Task prompt >> After locating the line that contains "Transcribe this image's", quote it and all lines after it through the end of the entries, and nothing more. Pictures stay out.

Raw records
☆ ☆ ☆ ☆ ☆

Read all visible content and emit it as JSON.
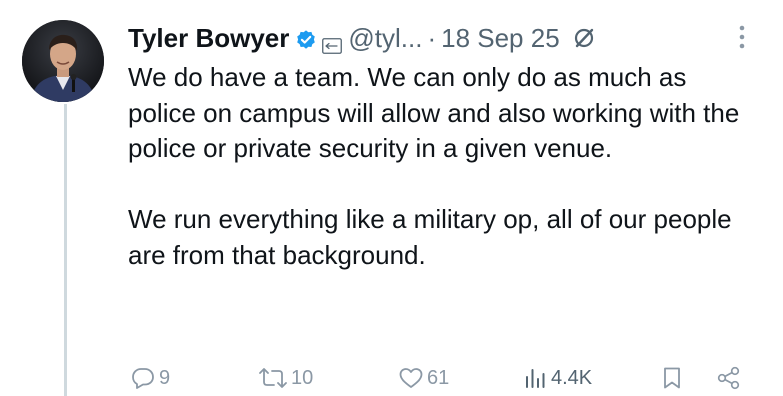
{
  "author": {
    "name": "Tyler Bowyer",
    "handle": "@tyl...",
    "date": "18 Sep 25",
    "separator": "·"
  },
  "icons": {
    "verified": "verified-badge-icon",
    "affiliate": "affiliate-badge-icon",
    "grok": "grok-icon",
    "more": "more-options-icon"
  },
  "body": {
    "paragraph_1": "We do have a team. We can only do as much as police on campus will allow and also working with the police or private security in a given venue.",
    "paragraph_2": "We run everything like a military op, all of our people are from that background."
  },
  "actions": {
    "replies": "9",
    "reposts": "10",
    "likes": "61",
    "views": "4.4K"
  },
  "colors": {
    "text": "#0f1419",
    "secondary": "#536471",
    "verified": "#1d9bf0",
    "action_icon": "#8b98a5",
    "thread_line": "#cfd9de"
  }
}
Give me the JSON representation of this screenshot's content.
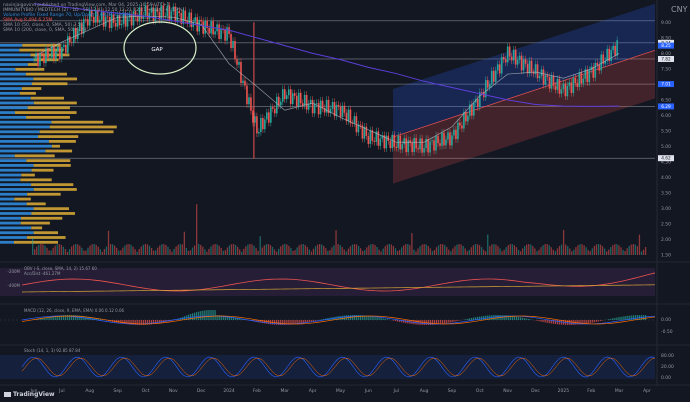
{
  "header": {
    "publisher_line": "navinjaigovind published on TradingView.com, Mar 04, 2025 10:59 UTC+1",
    "symbol_line": "IMMUNITYBIO / MEDTECH (2) · 1D · 5B  12.41  12.50  12.21  12.21 +0.34 (+1.59%)",
    "ind1": "Volume Profile Fixed Range 70, Up/Down  1.623M  4.468M",
    "ind2": "SMA Avg  8.494  6.25M",
    "ind3": "SMA 10 (50, close, 0, SMA, 50)  7.51",
    "ind4": "SMA 10 (200, close, 0, SMA, 50)  6.29"
  },
  "currency": "CNY",
  "brand": "TradingView",
  "annotation": "GAP",
  "price_axis": {
    "ticks": [
      "9.00",
      "8.50",
      "8.00",
      "7.50",
      "7.00",
      "6.50",
      "6.00",
      "5.50",
      "5.00",
      "4.50",
      "4.00",
      "3.50",
      "3.00",
      "2.50",
      "2.00",
      "1.50"
    ]
  },
  "price_labels": [
    {
      "text": "8.34",
      "color": "#e0e3eb"
    },
    {
      "text": "8.25",
      "color": "#2962ff"
    },
    {
      "text": "7.82",
      "color": "#e0e3eb"
    },
    {
      "text": "7.01",
      "color": "#2962ff"
    },
    {
      "text": "6.29",
      "color": "#2962ff"
    },
    {
      "text": "4.62",
      "color": "#e0e3eb"
    }
  ],
  "time_axis": {
    "ticks": [
      "Jun",
      "Jul",
      "Aug",
      "Sep",
      "Oct",
      "Nov",
      "Dec",
      "2024",
      "Feb",
      "Mar",
      "Apr",
      "May",
      "Jun",
      "Jul",
      "Aug",
      "Sep",
      "Oct",
      "Nov",
      "Dec",
      "2025",
      "Feb",
      "Mar",
      "Apr"
    ]
  },
  "panels": {
    "obv": {
      "title": "Acc/Dist  -461.27M",
      "label": "OBV (-S, close, SMA, 14, 2)  15.67  60",
      "ticks": [
        "-200M",
        "-400M"
      ]
    },
    "macd": {
      "title": "MACD (12, 26, close, 9, EMA, EMA)  0.06  0.12  0.06",
      "ticks": [
        "0.00",
        "-0.50"
      ]
    },
    "stoch": {
      "title": "Stoch (14, 1, 3)  92.85  87.84",
      "ticks": [
        "80.00",
        "20.00",
        "0.00"
      ]
    }
  },
  "colors": {
    "up": "#26a69a",
    "down": "#ef5350",
    "sma50": "#b2b5be",
    "sma200": "#5b3fd8",
    "gold": "#d4a534",
    "blue": "#2f8ad9"
  },
  "chart_data": {
    "type": "candlestick",
    "y_range": [
      1.4,
      9.4
    ],
    "approx_close_path": [
      {
        "t": "2023-06",
        "price": 7.8
      },
      {
        "t": "2023-07",
        "price": 8.1
      },
      {
        "t": "2023-08",
        "price": 9.2
      },
      {
        "t": "2023-09",
        "price": 9.0
      },
      {
        "t": "2023-10",
        "price": 9.3
      },
      {
        "t": "2023-11",
        "price": 9.3
      },
      {
        "t": "2023-12",
        "price": 8.9
      },
      {
        "t": "2024-01",
        "price": 8.6
      },
      {
        "t": "2024-02",
        "price": 5.5
      },
      {
        "t": "2024-03",
        "price": 6.7
      },
      {
        "t": "2024-04",
        "price": 6.3
      },
      {
        "t": "2024-05",
        "price": 6.2
      },
      {
        "t": "2024-06",
        "price": 5.3
      },
      {
        "t": "2024-07",
        "price": 5.1
      },
      {
        "t": "2024-08",
        "price": 5.0
      },
      {
        "t": "2024-09",
        "price": 5.3
      },
      {
        "t": "2024-10",
        "price": 6.6
      },
      {
        "t": "2024-11",
        "price": 8.0
      },
      {
        "t": "2024-12",
        "price": 7.4
      },
      {
        "t": "2025-01",
        "price": 6.8
      },
      {
        "t": "2025-02",
        "price": 7.4
      },
      {
        "t": "2025-03",
        "price": 8.3
      }
    ]
  }
}
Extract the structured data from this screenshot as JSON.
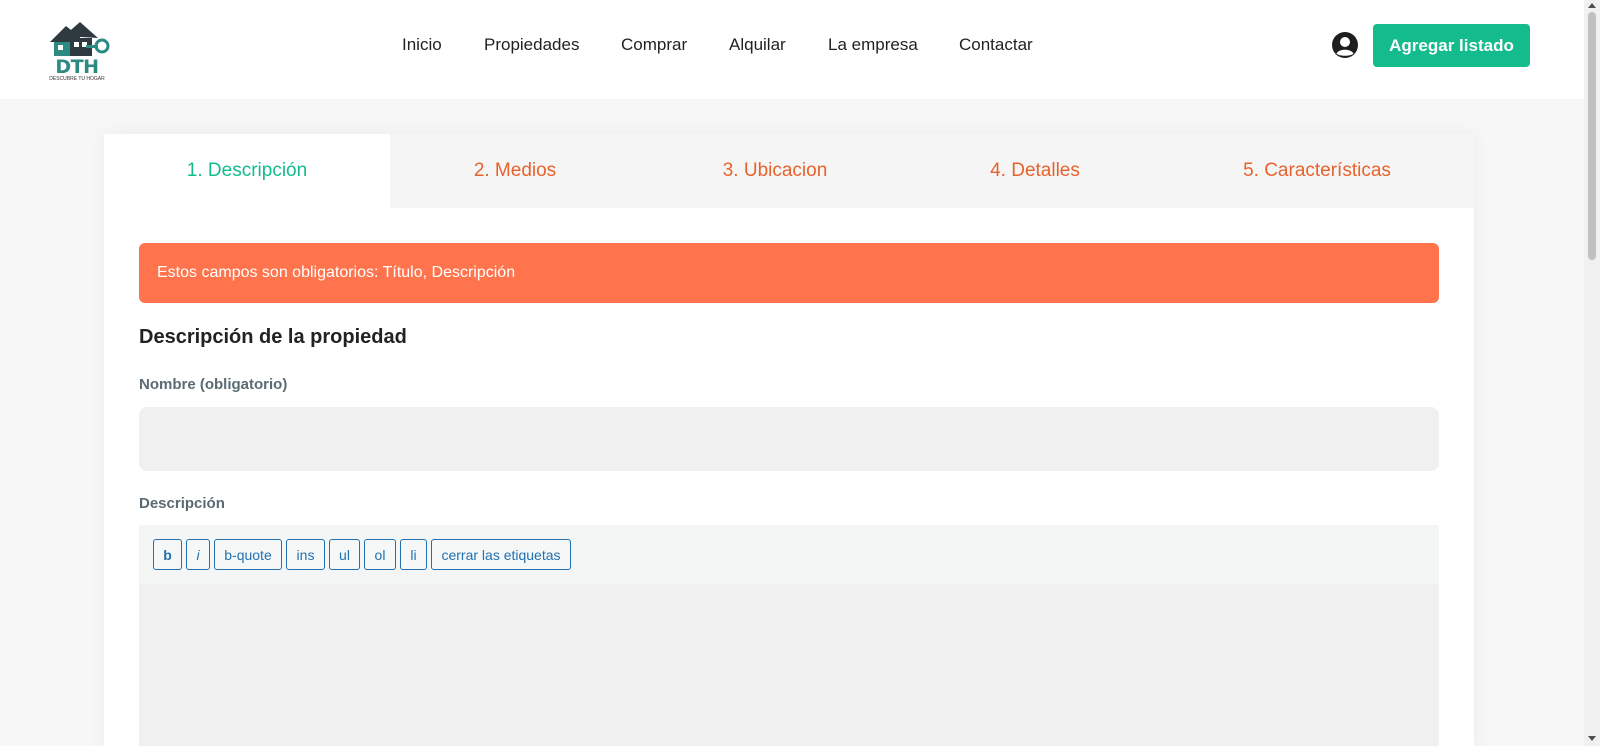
{
  "header": {
    "logo": {
      "text": "DTH",
      "tagline": "DESCUBRE TU HOGAR",
      "icon": "house-key-logo"
    },
    "nav": [
      {
        "label": "Inicio"
      },
      {
        "label": "Propiedades"
      },
      {
        "label": "Comprar"
      },
      {
        "label": "Alquilar"
      },
      {
        "label": "La empresa"
      },
      {
        "label": "Contactar"
      }
    ],
    "user_icon": "user-circle-icon",
    "add_listing_label": "Agregar listado"
  },
  "tabs": [
    {
      "label": "1. Descripción",
      "active": true
    },
    {
      "label": "2. Medios",
      "active": false
    },
    {
      "label": "3. Ubicacion",
      "active": false
    },
    {
      "label": "4. Detalles",
      "active": false
    },
    {
      "label": "5. Características",
      "active": false
    }
  ],
  "form": {
    "alert": "Estos campos son obligatorios: Título, Descripción",
    "section_title": "Descripción de la propiedad",
    "name_label": "Nombre (obligatorio)",
    "name_value": "",
    "description_label": "Descripción",
    "description_value": "",
    "toolbar": [
      "b",
      "i",
      "b-quote",
      "ins",
      "ul",
      "ol",
      "li",
      "cerrar las etiquetas"
    ]
  },
  "colors": {
    "accent": "#14bb8c",
    "tab_inactive": "#e8622c",
    "alert_bg": "#ff744c",
    "quicktag": "#2271b1"
  }
}
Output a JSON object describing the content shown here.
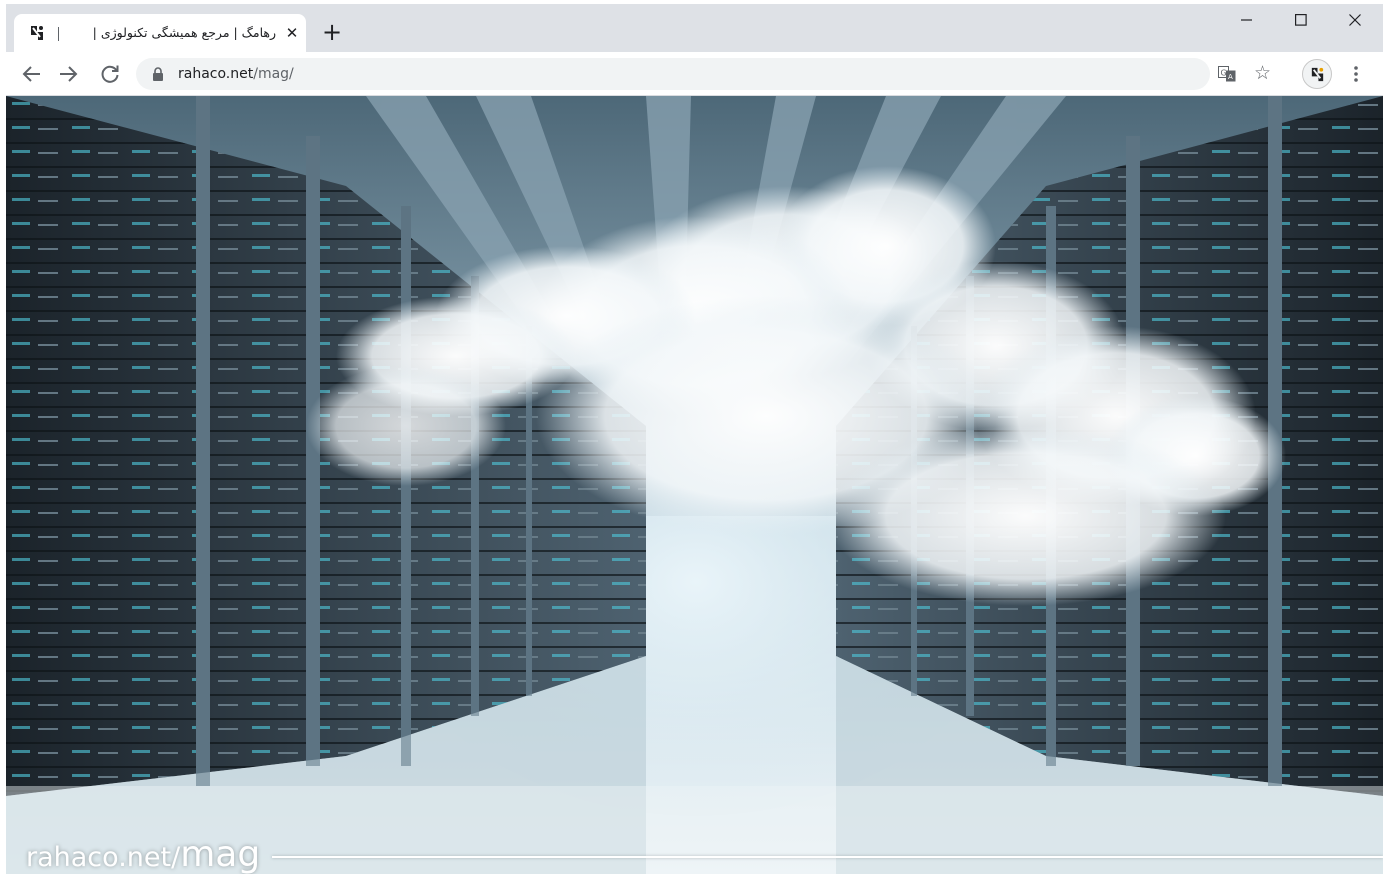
{
  "browser": {
    "tab": {
      "title": "رهامگ | مرجع همیشگی تکنولوژی |",
      "favicon": "rahaco-logo-icon",
      "close_icon": "close-icon"
    },
    "new_tab_icon": "plus-icon",
    "window_controls": [
      "minimize-icon",
      "maximize-icon",
      "close-icon"
    ],
    "nav": {
      "back_icon": "arrow-left-icon",
      "forward_icon": "arrow-right-icon",
      "reload_icon": "reload-icon"
    },
    "address": {
      "host": "rahaco.net",
      "path": "/mag/",
      "lock_icon": "lock-icon"
    },
    "toolbar_icons": [
      "translate-icon",
      "star-icon",
      "profile-avatar",
      "more-vert-icon"
    ]
  },
  "page": {
    "hero_image": "server-room-cloud-photo",
    "watermark": {
      "part1": "rahaco.net/",
      "part2": "mag"
    }
  },
  "colors": {
    "tabstrip_bg": "#dee1e6",
    "toolbar_bg": "#ffffff",
    "omnibox_bg": "#f1f3f4",
    "icon": "#5f6368",
    "text": "#202124"
  }
}
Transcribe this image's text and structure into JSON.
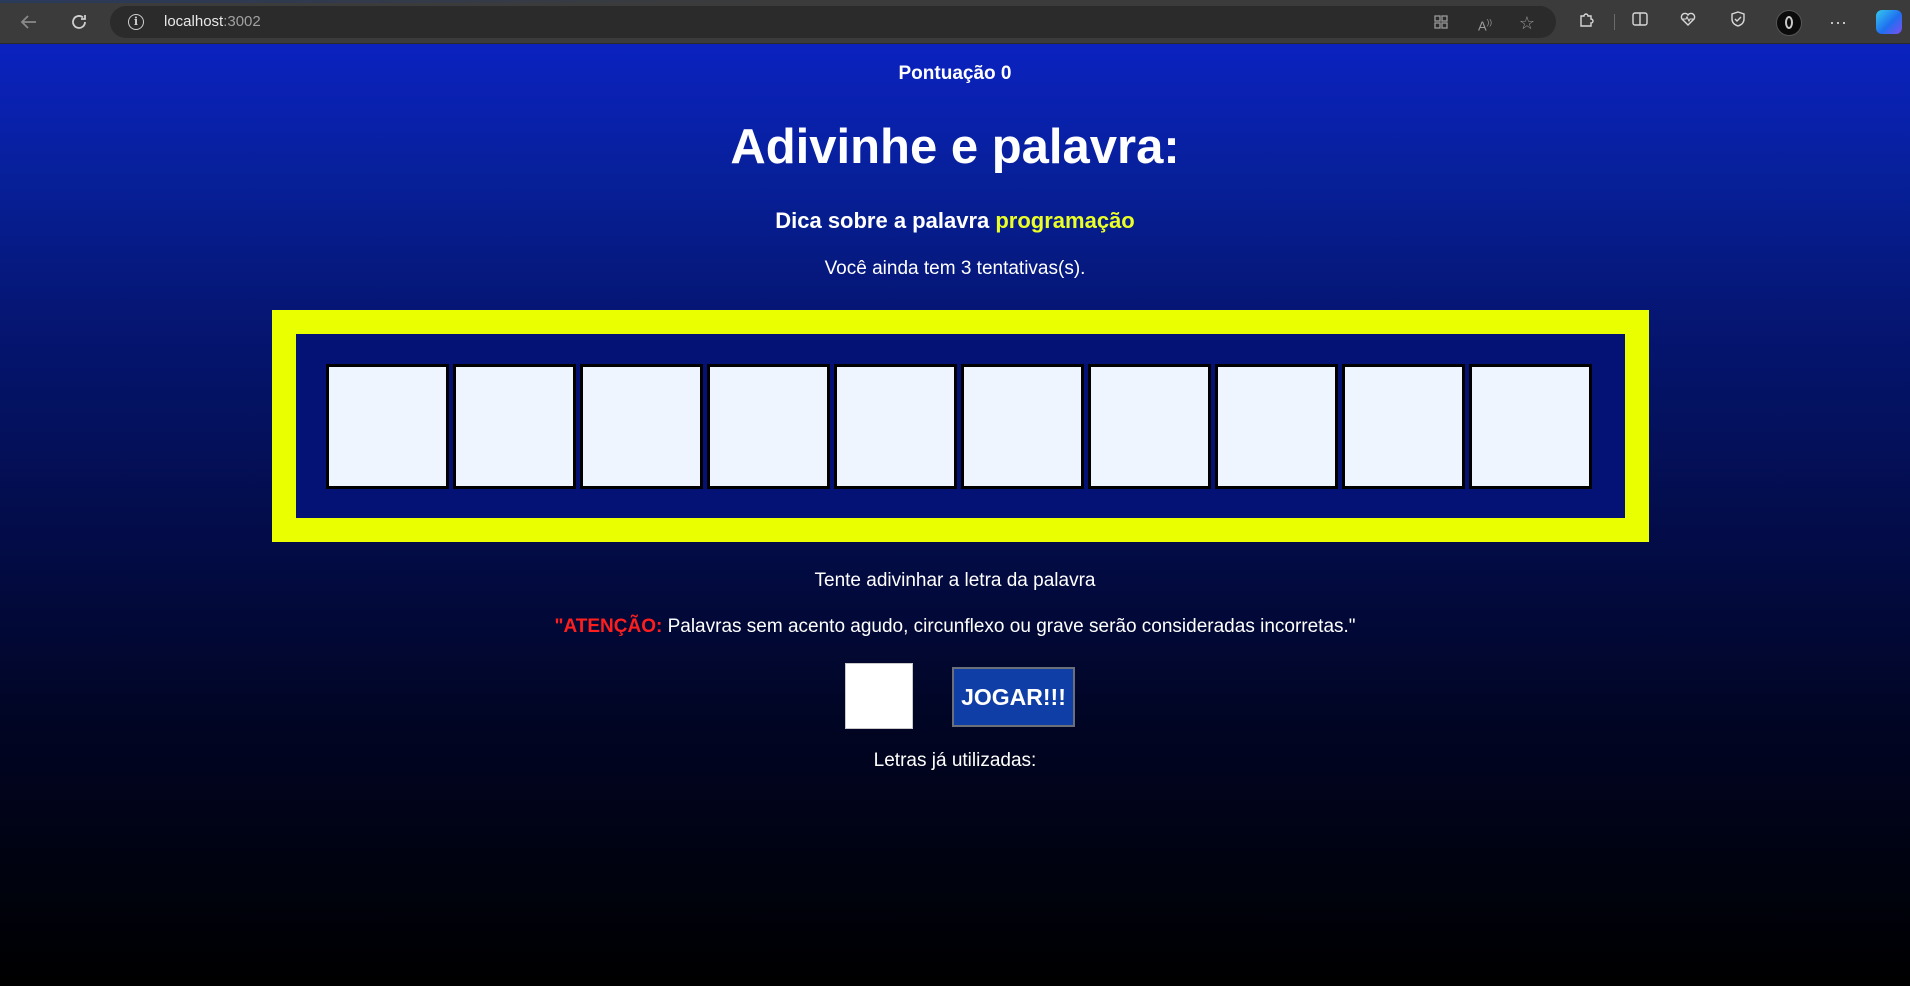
{
  "browser": {
    "url_host": "localhost",
    "url_port": ":3002",
    "icons": {
      "back": "arrow-left-icon",
      "reload": "reload-icon",
      "site_info": "info-icon",
      "app_grid": "app-grid-icon",
      "read_aloud": "read-aloud-icon",
      "favorite": "star-icon",
      "extensions": "puzzle-icon",
      "split_screen": "split-screen-icon",
      "browser_essentials": "heart-pulse-icon",
      "security": "shield-icon",
      "profile": "avatar",
      "more": "more-dots-icon",
      "copilot": "copilot-icon"
    }
  },
  "game": {
    "score_label": "Pontuação 0",
    "title": "Adivinhe e palavra:",
    "hint_prefix": "Dica sobre a palavra ",
    "hint_word": "programação",
    "tries_text": "Você ainda tem 3 tentativas(s).",
    "letters": [
      "",
      "",
      "",
      "",
      "",
      "",
      "",
      "",
      "",
      ""
    ],
    "try_text": "Tente adivinhar a letra da palavra",
    "warning_label": "\"ATENÇÃO:",
    "warning_text": " Palavras sem acento agudo, circunflexo ou grave serão consideradas incorretas.\"",
    "guess_value": "",
    "play_button": "JOGAR!!!",
    "used_letters_label": "Letras já utilizadas:"
  },
  "colors": {
    "board_border": "#eaff00",
    "board_background": "#041276",
    "letter_box": "#eef5fe",
    "hint_word": "#eaff26",
    "warning": "#ff1e1e",
    "button": "#0f3fa6"
  }
}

☆ ☆ ☆ ☆ ☆

Result >>
Transcribe this image's text and structure into JSON.
{
  "browser": {
    "url_host": "localhost",
    "url_port": ":3002",
    "icons": {
      "back": "arrow-left-icon",
      "reload": "reload-icon",
      "site_info": "info-icon",
      "app_grid": "app-grid-icon",
      "read_aloud": "read-aloud-icon",
      "favorite": "star-icon",
      "extensions": "puzzle-icon",
      "split_screen": "split-screen-icon",
      "browser_essentials": "heart-pulse-icon",
      "security": "shield-icon",
      "profile": "avatar",
      "more": "more-dots-icon",
      "copilot": "copilot-icon"
    }
  },
  "game": {
    "score_label": "Pontuação 0",
    "title": "Adivinhe e palavra:",
    "hint_prefix": "Dica sobre a palavra ",
    "hint_word": "programação",
    "tries_text": "Você ainda tem 3 tentativas(s).",
    "letters": [
      "",
      "",
      "",
      "",
      "",
      "",
      "",
      "",
      "",
      ""
    ],
    "try_text": "Tente adivinhar a letra da palavra",
    "warning_label": "\"ATENÇÃO:",
    "warning_text": " Palavras sem acento agudo, circunflexo ou grave serão consideradas incorretas.\"",
    "guess_value": "",
    "play_button": "JOGAR!!!",
    "used_letters_label": "Letras já utilizadas:"
  },
  "colors": {
    "board_border": "#eaff00",
    "board_background": "#041276",
    "letter_box": "#eef5fe",
    "hint_word": "#eaff26",
    "warning": "#ff1e1e",
    "button": "#0f3fa6"
  }
}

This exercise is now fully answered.